THE REQUEST: Copy out the items word for word, from the first line through the line that contains "point [61, 175, 68, 182]", both included.

§ §

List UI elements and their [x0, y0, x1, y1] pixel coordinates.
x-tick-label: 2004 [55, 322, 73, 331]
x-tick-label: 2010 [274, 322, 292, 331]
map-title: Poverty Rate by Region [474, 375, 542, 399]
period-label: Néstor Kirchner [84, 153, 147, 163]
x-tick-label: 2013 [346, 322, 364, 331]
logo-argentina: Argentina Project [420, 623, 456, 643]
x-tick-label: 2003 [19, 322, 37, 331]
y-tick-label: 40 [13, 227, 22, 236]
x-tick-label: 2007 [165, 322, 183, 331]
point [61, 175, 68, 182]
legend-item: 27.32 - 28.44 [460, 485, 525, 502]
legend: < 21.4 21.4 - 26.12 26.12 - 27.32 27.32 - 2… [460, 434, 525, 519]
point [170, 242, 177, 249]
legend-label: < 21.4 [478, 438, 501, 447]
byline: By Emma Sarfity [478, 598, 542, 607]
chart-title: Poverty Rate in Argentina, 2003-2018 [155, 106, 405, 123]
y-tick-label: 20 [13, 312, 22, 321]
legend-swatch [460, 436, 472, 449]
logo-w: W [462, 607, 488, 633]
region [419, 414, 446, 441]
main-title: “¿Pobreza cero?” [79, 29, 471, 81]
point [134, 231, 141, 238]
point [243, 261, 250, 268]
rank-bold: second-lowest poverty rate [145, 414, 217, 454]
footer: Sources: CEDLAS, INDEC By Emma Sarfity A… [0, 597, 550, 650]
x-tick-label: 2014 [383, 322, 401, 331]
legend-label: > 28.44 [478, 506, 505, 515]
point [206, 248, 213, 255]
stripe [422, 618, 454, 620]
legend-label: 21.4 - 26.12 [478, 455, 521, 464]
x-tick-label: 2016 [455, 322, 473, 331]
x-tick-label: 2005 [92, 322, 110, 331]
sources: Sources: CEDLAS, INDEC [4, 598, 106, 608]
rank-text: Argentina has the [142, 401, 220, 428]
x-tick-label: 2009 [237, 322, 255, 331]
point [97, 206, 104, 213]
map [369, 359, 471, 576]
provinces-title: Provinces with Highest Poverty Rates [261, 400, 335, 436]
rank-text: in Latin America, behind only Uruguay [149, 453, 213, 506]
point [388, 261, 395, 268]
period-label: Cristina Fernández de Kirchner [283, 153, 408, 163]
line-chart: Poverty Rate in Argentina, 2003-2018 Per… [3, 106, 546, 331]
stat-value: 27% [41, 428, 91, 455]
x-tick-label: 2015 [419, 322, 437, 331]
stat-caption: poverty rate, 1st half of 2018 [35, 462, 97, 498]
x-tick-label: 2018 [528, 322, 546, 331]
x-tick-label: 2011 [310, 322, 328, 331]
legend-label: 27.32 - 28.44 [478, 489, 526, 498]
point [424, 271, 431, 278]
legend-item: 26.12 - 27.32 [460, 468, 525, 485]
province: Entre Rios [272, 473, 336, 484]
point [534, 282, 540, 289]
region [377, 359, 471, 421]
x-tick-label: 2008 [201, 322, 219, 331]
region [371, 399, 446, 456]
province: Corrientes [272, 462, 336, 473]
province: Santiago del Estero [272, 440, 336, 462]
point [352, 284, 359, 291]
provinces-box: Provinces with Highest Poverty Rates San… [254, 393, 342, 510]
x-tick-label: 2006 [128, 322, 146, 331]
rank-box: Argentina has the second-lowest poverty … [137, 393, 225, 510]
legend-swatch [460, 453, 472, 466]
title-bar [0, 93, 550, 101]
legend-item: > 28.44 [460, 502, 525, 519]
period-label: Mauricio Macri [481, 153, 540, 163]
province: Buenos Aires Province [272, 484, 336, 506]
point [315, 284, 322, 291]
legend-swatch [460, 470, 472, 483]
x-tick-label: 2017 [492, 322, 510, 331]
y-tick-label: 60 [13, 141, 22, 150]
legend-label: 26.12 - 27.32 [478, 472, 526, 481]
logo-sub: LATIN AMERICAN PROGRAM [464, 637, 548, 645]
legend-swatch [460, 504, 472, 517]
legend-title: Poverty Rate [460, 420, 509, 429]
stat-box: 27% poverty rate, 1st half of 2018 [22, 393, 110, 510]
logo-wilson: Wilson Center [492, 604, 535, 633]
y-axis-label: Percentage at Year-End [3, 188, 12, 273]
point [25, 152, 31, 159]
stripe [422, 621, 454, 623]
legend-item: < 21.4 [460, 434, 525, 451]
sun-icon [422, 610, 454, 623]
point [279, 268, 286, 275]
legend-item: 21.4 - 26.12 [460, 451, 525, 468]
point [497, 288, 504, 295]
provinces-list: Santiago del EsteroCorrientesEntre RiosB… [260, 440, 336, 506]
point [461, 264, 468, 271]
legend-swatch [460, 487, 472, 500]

§ §

RESULT OF THE EXERCISE:
List UI elements and their [x0, y0, x1, y1] pixel coordinates.
x-tick-label: 2004 [55, 322, 73, 331]
x-tick-label: 2010 [274, 322, 292, 331]
map-title: Poverty Rate by Region [474, 375, 542, 399]
period-label: Néstor Kirchner [84, 153, 147, 163]
x-tick-label: 2013 [346, 322, 364, 331]
logo-argentina: Argentina Project [420, 623, 456, 643]
x-tick-label: 2003 [19, 322, 37, 331]
y-tick-label: 40 [13, 227, 22, 236]
x-tick-label: 2007 [165, 322, 183, 331]
point [61, 175, 68, 182]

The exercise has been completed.